* [EXERCISE OBJECTIVE]:
All of the data should be output character for character, except the pictures.

* [RECORD LIST]:
____________
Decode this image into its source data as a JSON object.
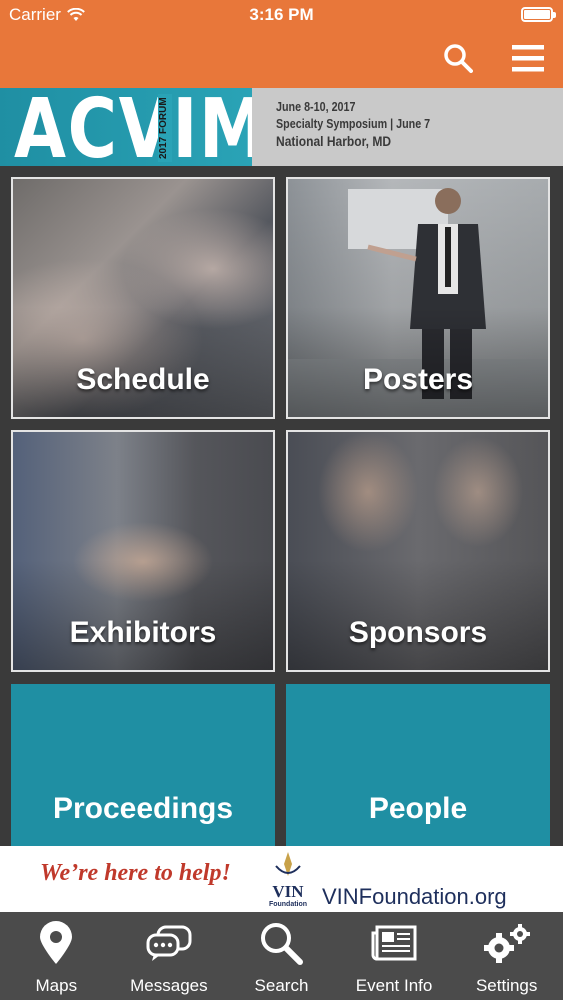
{
  "status": {
    "carrier": "Carrier",
    "time": "3:16 PM"
  },
  "banner": {
    "logo_text": "ACVIM",
    "logo_sub": "2017 FORUM",
    "line1": "June 8-10, 2017",
    "line2": "Specialty Symposium | June 7",
    "line3": "National Harbor, MD"
  },
  "tiles": [
    {
      "label": "Schedule"
    },
    {
      "label": "Posters"
    },
    {
      "label": "Exhibitors"
    },
    {
      "label": "Sponsors"
    },
    {
      "label": "Proceedings"
    },
    {
      "label": "People"
    }
  ],
  "ad": {
    "tagline": "We’re here to help!",
    "brand": "VIN",
    "brand_sub": "Foundation",
    "site": "VINFoundation.org"
  },
  "tabs": [
    {
      "label": "Maps",
      "icon": "map-pin-icon"
    },
    {
      "label": "Messages",
      "icon": "messages-icon"
    },
    {
      "label": "Search",
      "icon": "search-icon"
    },
    {
      "label": "Event Info",
      "icon": "newspaper-icon"
    },
    {
      "label": "Settings",
      "icon": "gears-icon"
    }
  ],
  "colors": {
    "header": "#e8773a",
    "teal": "#1f8fa3",
    "tabbar": "#4b4b4b"
  }
}
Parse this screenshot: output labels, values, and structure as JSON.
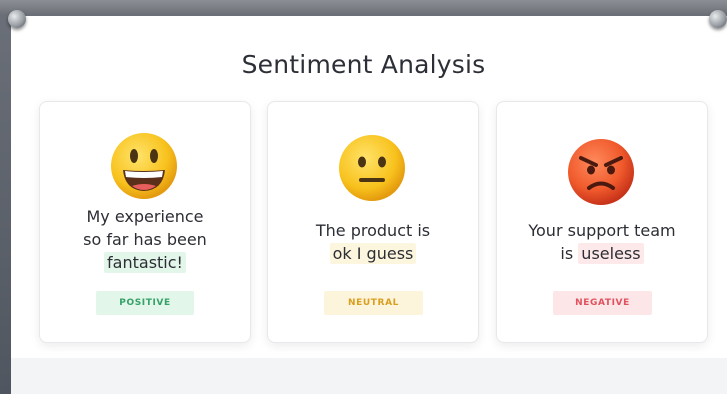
{
  "title": "Sentiment Analysis",
  "cards": [
    {
      "emoji": "grinning-face-icon",
      "line1": "My experience",
      "line2": "so far has been",
      "highlight": "fantastic!",
      "badge": "POSITIVE"
    },
    {
      "emoji": "neutral-face-icon",
      "line1": "The product is",
      "highlight": "ok I guess",
      "badge": "NEUTRAL"
    },
    {
      "emoji": "angry-face-icon",
      "line1": "Your support team",
      "line2_prefix": "is",
      "highlight": "useless",
      "badge": "NEGATIVE"
    }
  ],
  "colors": {
    "positive": "#36a168",
    "neutral": "#d99f1e",
    "negative": "#e0525e"
  }
}
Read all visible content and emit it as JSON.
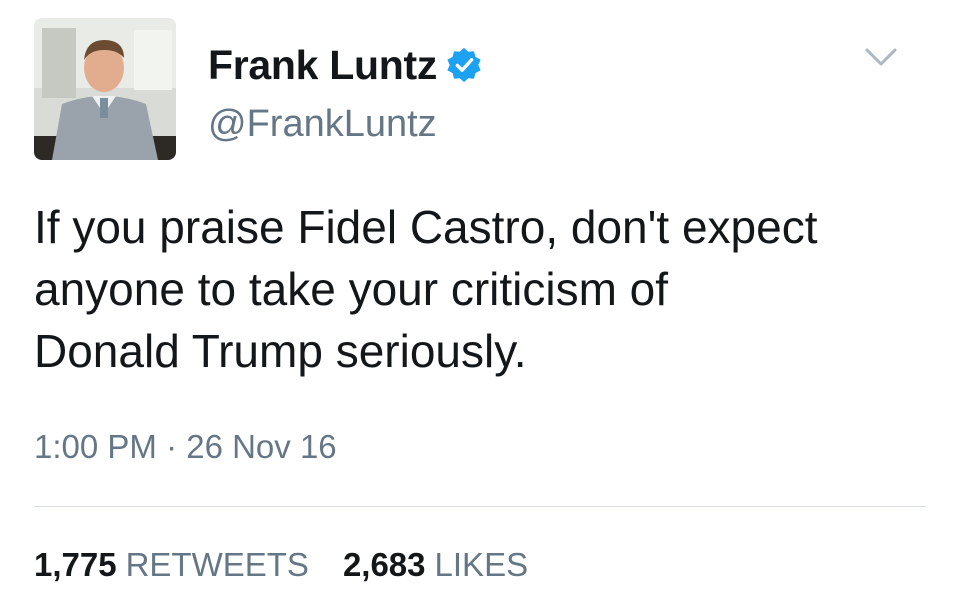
{
  "author": {
    "display_name": "Frank Luntz",
    "handle": "@FrankLuntz",
    "verified": true,
    "avatar_icon": "profile-photo",
    "verified_color": "#1da1f2"
  },
  "tweet": {
    "text": "If you praise Fidel Castro, don't expect\nanyone to take your criticism of\nDonald Trump seriously.",
    "timestamp": "1:00 PM · 26 Nov 16"
  },
  "stats": {
    "retweets_count": "1,775",
    "retweets_label": "RETWEETS",
    "likes_count": "2,683",
    "likes_label": "LIKES"
  },
  "icons": {
    "menu": "chevron-down-icon",
    "verified": "verified-badge-icon"
  }
}
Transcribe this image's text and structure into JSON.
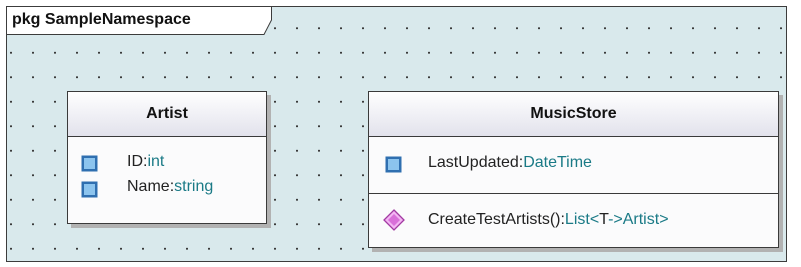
____________
* [EXERCISE SOLUTION]:
Decode this image into its source data as a JSON object.
{
  "status": {
    "carrier": "Carrier",
    "time": "3:16 PM"
  },
  "banner": {
    "logo_text": "ACVIM",
    "logo_sub": "2017 FORUM",
    "line1": "June 8-10, 2017",
    "line2": "Specialty Symposium | June 7",
    "line3": "National Harbor, MD"
  },
  "tiles": [
    {
      "label": "Schedule"
    },
    {
      "label": "Posters"
    },
    {
      "label": "Exhibitors"
    },
    {
      "label": "Sponsors"
    },
    {
      "label": "Proceedings"
    },
    {
      "label": "People"
    }
  ],
  "ad": {
    "tagline": "We’re here to help!",
    "brand": "VIN",
    "brand_sub": "Foundation",
    "site": "VINFoundation.org"
  },
  "tabs": [
    {
      "label": "Maps",
      "icon": "map-pin-icon"
    },
    {
      "label": "Messages",
      "icon": "messages-icon"
    },
    {
      "label": "Search",
      "icon": "search-icon"
    },
    {
      "label": "Event Info",
      "icon": "newspaper-icon"
    },
    {
      "label": "Settings",
      "icon": "gears-icon"
    }
  ],
  "colors": {
    "header": "#e8773a",
    "teal": "#1f8fa3",
    "tabbar": "#4b4b4b"
  }
}
Parse this screenshot: output labels, values, and structure as JSON.
{
  "title": "Sentiment Analysis",
  "cards": [
    {
      "emoji": "grinning-face-icon",
      "line1": "My experience",
      "line2": "so far has been",
      "highlight": "fantastic!",
      "badge": "POSITIVE"
    },
    {
      "emoji": "neutral-face-icon",
      "line1": "The product is",
      "highlight": "ok I guess",
      "badge": "NEUTRAL"
    },
    {
      "emoji": "angry-face-icon",
      "line1": "Your support team",
      "line2_prefix": "is",
      "highlight": "useless",
      "badge": "NEGATIVE"
    }
  ],
  "colors": {
    "positive": "#36a168",
    "neutral": "#d99f1e",
    "negative": "#e0525e"
  }
}
Read all visible content and emit it as JSON.
{
  "author": {
    "display_name": "Frank Luntz",
    "handle": "@FrankLuntz",
    "verified": true,
    "avatar_icon": "profile-photo",
    "verified_color": "#1da1f2"
  },
  "tweet": {
    "text": "If you praise Fidel Castro, don't expect\nanyone to take your criticism of\nDonald Trump seriously.",
    "timestamp": "1:00 PM · 26 Nov 16"
  },
  "stats": {
    "retweets_count": "1,775",
    "retweets_label": "RETWEETS",
    "likes_count": "2,683",
    "likes_label": "LIKES"
  },
  "icons": {
    "menu": "chevron-down-icon",
    "verified": "verified-badge-icon"
  }
}
Transcribe this image's text and structure into JSON.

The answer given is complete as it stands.